>> BEGIN Materials provided
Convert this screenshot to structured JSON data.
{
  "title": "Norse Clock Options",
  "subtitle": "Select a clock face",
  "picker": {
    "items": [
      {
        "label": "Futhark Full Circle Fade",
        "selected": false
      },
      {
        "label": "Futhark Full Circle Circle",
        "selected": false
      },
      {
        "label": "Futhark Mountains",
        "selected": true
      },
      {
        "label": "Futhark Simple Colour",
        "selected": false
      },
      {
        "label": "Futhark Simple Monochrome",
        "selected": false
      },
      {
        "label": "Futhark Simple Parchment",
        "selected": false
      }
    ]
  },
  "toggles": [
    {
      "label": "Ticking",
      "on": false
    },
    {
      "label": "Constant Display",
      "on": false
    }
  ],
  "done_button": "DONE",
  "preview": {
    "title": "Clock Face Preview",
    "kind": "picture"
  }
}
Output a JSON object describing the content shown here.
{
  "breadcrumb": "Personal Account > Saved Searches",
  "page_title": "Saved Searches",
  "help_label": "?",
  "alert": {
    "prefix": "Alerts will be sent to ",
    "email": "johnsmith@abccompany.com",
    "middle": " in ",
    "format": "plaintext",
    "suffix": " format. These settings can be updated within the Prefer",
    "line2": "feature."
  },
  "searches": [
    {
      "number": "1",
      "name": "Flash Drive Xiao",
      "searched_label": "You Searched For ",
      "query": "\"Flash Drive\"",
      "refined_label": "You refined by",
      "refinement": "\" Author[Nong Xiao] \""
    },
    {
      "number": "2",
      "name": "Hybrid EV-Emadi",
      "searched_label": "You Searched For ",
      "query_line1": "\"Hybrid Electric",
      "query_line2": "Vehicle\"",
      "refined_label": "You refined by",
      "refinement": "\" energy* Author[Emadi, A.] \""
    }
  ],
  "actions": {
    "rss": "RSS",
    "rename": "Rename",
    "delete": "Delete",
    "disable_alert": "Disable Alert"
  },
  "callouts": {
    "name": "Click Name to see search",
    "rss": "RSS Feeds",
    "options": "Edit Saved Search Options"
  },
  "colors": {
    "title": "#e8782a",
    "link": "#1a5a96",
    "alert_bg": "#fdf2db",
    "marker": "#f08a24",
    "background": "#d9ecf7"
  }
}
>> END Materials provided
- **Set exercise**: Select and copy every line of the material that holds the string "Xiao".

- **Complete output**:
      "name": "Flash Drive Xiao",
      "refinement": "\" Author[Nong Xiao] \""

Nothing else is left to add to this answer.